— START —

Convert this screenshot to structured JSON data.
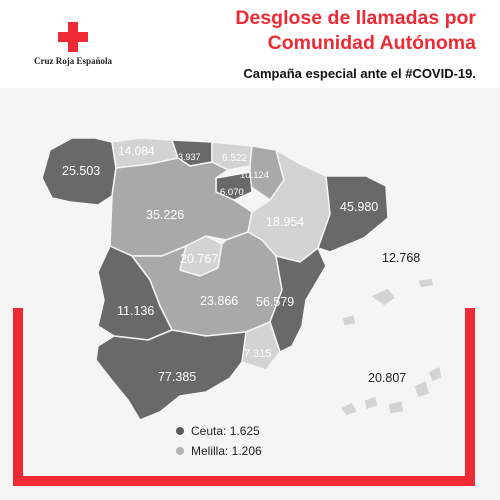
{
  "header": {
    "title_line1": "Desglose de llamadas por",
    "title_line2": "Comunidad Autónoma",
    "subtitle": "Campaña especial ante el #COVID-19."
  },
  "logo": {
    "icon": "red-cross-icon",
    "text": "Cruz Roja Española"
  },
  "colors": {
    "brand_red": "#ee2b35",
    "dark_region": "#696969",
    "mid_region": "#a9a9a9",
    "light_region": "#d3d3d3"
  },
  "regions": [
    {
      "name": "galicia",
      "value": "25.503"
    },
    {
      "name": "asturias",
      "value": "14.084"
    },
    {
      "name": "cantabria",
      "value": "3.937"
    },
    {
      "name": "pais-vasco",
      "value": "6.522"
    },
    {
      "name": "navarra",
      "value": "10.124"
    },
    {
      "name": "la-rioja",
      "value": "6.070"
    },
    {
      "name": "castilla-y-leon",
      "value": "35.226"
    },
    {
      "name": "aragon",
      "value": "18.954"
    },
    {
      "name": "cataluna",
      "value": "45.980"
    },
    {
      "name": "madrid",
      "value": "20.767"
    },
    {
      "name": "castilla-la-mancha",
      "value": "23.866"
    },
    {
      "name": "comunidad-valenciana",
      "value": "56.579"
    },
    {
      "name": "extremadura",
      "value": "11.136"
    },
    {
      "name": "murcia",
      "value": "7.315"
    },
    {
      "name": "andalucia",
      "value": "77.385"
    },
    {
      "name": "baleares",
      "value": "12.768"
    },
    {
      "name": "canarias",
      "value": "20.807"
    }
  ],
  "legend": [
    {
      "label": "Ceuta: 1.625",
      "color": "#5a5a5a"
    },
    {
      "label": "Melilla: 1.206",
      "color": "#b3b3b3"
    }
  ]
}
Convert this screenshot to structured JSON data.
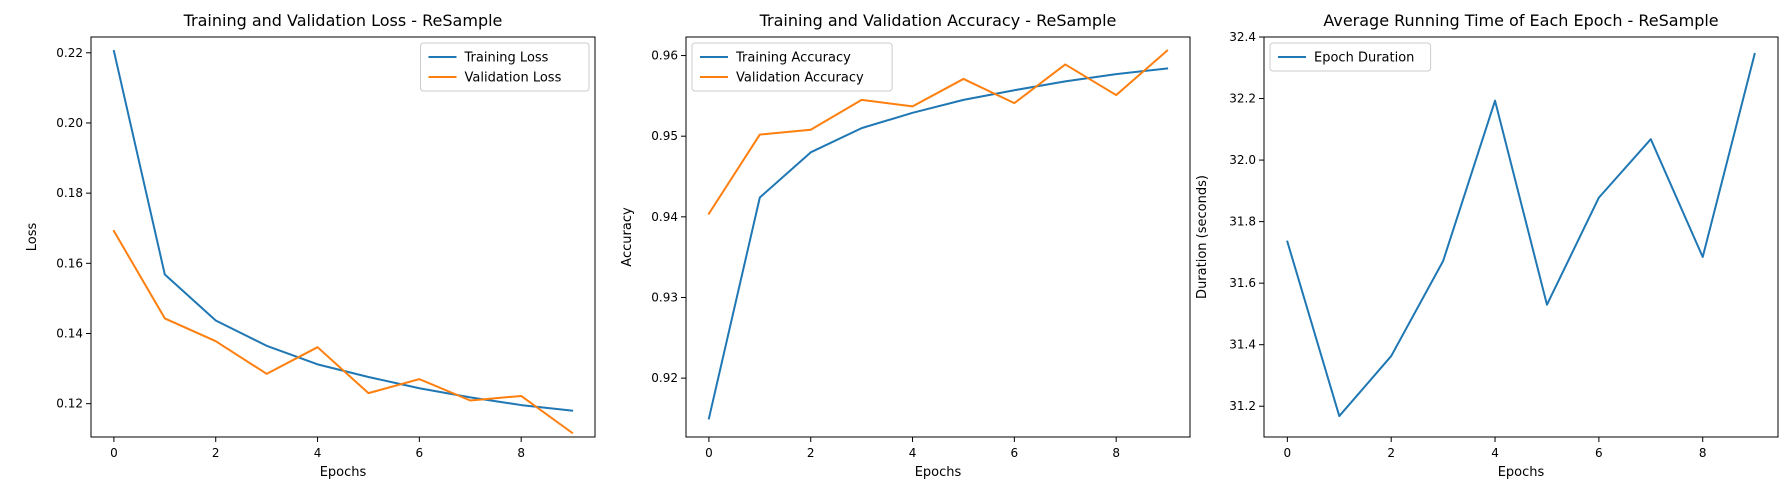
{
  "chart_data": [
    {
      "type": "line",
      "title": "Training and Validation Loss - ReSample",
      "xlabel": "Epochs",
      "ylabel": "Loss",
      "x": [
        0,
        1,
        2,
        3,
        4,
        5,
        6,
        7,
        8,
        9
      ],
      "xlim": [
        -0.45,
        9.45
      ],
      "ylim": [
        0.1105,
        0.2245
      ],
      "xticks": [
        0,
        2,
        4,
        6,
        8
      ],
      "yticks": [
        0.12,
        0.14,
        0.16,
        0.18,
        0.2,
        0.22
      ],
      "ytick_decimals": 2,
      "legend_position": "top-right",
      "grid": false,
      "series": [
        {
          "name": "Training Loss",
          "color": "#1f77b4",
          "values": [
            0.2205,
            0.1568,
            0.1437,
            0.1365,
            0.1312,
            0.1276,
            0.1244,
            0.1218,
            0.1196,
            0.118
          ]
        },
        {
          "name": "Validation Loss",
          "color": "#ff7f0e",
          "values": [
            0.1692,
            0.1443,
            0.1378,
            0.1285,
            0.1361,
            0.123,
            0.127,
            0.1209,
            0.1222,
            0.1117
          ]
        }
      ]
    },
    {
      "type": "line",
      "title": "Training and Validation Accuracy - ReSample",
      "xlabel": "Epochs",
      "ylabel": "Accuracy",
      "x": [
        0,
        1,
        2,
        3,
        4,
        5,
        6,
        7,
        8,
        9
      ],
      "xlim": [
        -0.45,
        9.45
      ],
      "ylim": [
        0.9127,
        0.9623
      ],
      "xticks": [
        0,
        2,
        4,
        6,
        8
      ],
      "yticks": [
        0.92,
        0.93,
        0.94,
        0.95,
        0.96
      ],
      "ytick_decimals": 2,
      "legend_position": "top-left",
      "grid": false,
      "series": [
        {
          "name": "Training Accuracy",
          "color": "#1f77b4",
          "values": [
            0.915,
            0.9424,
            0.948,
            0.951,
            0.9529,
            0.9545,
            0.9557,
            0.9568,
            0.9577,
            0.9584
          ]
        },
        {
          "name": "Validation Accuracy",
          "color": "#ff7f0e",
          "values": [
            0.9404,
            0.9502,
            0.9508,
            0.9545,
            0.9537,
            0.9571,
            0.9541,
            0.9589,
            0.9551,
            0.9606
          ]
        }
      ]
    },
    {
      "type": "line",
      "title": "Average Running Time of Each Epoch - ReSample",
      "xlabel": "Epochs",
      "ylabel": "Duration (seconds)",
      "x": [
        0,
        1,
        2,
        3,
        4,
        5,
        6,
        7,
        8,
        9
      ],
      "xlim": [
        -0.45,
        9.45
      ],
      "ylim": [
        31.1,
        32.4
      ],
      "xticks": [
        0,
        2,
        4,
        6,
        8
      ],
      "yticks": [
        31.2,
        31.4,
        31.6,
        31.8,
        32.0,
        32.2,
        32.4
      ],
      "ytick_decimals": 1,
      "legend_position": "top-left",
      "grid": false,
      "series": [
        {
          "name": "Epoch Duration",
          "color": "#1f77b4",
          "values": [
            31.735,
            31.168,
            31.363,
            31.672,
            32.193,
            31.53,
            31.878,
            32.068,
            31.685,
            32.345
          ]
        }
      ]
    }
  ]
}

— END —

## [Given exercise]
Pictures in the records must not appear in the copy; transcribe everything else precisely.

## [Finished task]
Convert this screenshot to structured JSON data.
{
  "header": {
    "title_line1": "Desglose de llamadas por",
    "title_line2": "Comunidad Autónoma",
    "subtitle": "Campaña especial ante el #COVID-19."
  },
  "logo": {
    "icon": "red-cross-icon",
    "text": "Cruz Roja Española"
  },
  "colors": {
    "brand_red": "#ee2b35",
    "dark_region": "#696969",
    "mid_region": "#a9a9a9",
    "light_region": "#d3d3d3"
  },
  "regions": [
    {
      "name": "galicia",
      "value": "25.503"
    },
    {
      "name": "asturias",
      "value": "14.084"
    },
    {
      "name": "cantabria",
      "value": "3.937"
    },
    {
      "name": "pais-vasco",
      "value": "6.522"
    },
    {
      "name": "navarra",
      "value": "10.124"
    },
    {
      "name": "la-rioja",
      "value": "6.070"
    },
    {
      "name": "castilla-y-leon",
      "value": "35.226"
    },
    {
      "name": "aragon",
      "value": "18.954"
    },
    {
      "name": "cataluna",
      "value": "45.980"
    },
    {
      "name": "madrid",
      "value": "20.767"
    },
    {
      "name": "castilla-la-mancha",
      "value": "23.866"
    },
    {
      "name": "comunidad-valenciana",
      "value": "56.579"
    },
    {
      "name": "extremadura",
      "value": "11.136"
    },
    {
      "name": "murcia",
      "value": "7.315"
    },
    {
      "name": "andalucia",
      "value": "77.385"
    },
    {
      "name": "baleares",
      "value": "12.768"
    },
    {
      "name": "canarias",
      "value": "20.807"
    }
  ],
  "legend": [
    {
      "label": "Ceuta: 1.625",
      "color": "#5a5a5a"
    },
    {
      "label": "Melilla: 1.206",
      "color": "#b3b3b3"
    }
  ]
}
Convert this screenshot to structured JSON data.
{
  "chart_data": [
    {
      "type": "line",
      "title": "Training and Validation Loss - ReSample",
      "xlabel": "Epochs",
      "ylabel": "Loss",
      "x": [
        0,
        1,
        2,
        3,
        4,
        5,
        6,
        7,
        8,
        9
      ],
      "xlim": [
        -0.45,
        9.45
      ],
      "ylim": [
        0.1105,
        0.2245
      ],
      "xticks": [
        0,
        2,
        4,
        6,
        8
      ],
      "yticks": [
        0.12,
        0.14,
        0.16,
        0.18,
        0.2,
        0.22
      ],
      "ytick_decimals": 2,
      "legend_position": "top-right",
      "grid": false,
      "series": [
        {
          "name": "Training Loss",
          "color": "#1f77b4",
          "values": [
            0.2205,
            0.1568,
            0.1437,
            0.1365,
            0.1312,
            0.1276,
            0.1244,
            0.1218,
            0.1196,
            0.118
          ]
        },
        {
          "name": "Validation Loss",
          "color": "#ff7f0e",
          "values": [
            0.1692,
            0.1443,
            0.1378,
            0.1285,
            0.1361,
            0.123,
            0.127,
            0.1209,
            0.1222,
            0.1117
          ]
        }
      ]
    },
    {
      "type": "line",
      "title": "Training and Validation Accuracy - ReSample",
      "xlabel": "Epochs",
      "ylabel": "Accuracy",
      "x": [
        0,
        1,
        2,
        3,
        4,
        5,
        6,
        7,
        8,
        9
      ],
      "xlim": [
        -0.45,
        9.45
      ],
      "ylim": [
        0.9127,
        0.9623
      ],
      "xticks": [
        0,
        2,
        4,
        6,
        8
      ],
      "yticks": [
        0.92,
        0.93,
        0.94,
        0.95,
        0.96
      ],
      "ytick_decimals": 2,
      "legend_position": "top-left",
      "grid": false,
      "series": [
        {
          "name": "Training Accuracy",
          "color": "#1f77b4",
          "values": [
            0.915,
            0.9424,
            0.948,
            0.951,
            0.9529,
            0.9545,
            0.9557,
            0.9568,
            0.9577,
            0.9584
          ]
        },
        {
          "name": "Validation Accuracy",
          "color": "#ff7f0e",
          "values": [
            0.9404,
            0.9502,
            0.9508,
            0.9545,
            0.9537,
            0.9571,
            0.9541,
            0.9589,
            0.9551,
            0.9606
          ]
        }
      ]
    },
    {
      "type": "line",
      "title": "Average Running Time of Each Epoch - ReSample",
      "xlabel": "Epochs",
      "ylabel": "Duration (seconds)",
      "x": [
        0,
        1,
        2,
        3,
        4,
        5,
        6,
        7,
        8,
        9
      ],
      "xlim": [
        -0.45,
        9.45
      ],
      "ylim": [
        31.1,
        32.4
      ],
      "xticks": [
        0,
        2,
        4,
        6,
        8
      ],
      "yticks": [
        31.2,
        31.4,
        31.6,
        31.8,
        32.0,
        32.2,
        32.4
      ],
      "ytick_decimals": 1,
      "legend_position": "top-left",
      "grid": false,
      "series": [
        {
          "name": "Epoch Duration",
          "color": "#1f77b4",
          "values": [
            31.735,
            31.168,
            31.363,
            31.672,
            32.193,
            31.53,
            31.878,
            32.068,
            31.685,
            32.345
          ]
        }
      ]
    }
  ]
}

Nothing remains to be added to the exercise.